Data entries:
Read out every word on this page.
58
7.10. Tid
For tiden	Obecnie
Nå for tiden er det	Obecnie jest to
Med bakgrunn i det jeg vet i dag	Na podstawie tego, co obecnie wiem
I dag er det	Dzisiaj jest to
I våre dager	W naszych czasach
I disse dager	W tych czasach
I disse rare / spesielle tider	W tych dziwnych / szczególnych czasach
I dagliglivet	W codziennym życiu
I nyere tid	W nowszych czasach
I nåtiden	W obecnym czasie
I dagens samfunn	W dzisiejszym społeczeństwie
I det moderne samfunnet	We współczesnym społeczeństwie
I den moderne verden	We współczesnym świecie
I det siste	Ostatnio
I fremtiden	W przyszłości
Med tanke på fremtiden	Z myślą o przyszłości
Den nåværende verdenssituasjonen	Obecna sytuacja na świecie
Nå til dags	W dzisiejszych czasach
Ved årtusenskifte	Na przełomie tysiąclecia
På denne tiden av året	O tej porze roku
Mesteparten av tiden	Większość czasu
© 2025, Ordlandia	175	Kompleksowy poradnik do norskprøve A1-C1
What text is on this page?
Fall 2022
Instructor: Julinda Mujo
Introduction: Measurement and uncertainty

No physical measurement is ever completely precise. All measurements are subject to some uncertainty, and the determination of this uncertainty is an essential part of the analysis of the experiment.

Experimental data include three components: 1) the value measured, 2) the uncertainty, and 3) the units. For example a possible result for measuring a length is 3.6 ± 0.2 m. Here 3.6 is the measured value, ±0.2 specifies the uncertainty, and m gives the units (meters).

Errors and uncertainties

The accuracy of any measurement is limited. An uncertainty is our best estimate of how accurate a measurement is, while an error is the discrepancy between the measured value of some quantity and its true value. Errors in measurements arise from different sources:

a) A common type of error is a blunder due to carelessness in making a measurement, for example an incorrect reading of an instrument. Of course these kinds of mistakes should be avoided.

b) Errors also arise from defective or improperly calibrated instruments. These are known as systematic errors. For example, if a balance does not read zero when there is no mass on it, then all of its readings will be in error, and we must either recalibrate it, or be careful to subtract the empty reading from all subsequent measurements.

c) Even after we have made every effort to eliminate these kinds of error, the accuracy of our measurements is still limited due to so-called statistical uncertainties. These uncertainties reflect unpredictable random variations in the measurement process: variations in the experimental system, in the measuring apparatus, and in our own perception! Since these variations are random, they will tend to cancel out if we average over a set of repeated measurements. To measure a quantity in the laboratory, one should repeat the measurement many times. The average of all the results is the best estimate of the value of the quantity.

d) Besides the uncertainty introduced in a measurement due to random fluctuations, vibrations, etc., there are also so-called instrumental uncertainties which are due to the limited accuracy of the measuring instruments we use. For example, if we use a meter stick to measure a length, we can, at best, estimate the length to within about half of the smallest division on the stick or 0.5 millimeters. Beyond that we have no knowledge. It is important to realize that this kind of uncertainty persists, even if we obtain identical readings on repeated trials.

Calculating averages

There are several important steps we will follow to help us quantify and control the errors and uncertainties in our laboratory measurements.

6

Task details
Among the entries, how many lines include the word "przyszłości"? Answer with a single number and nothing further.

Answer for the task
2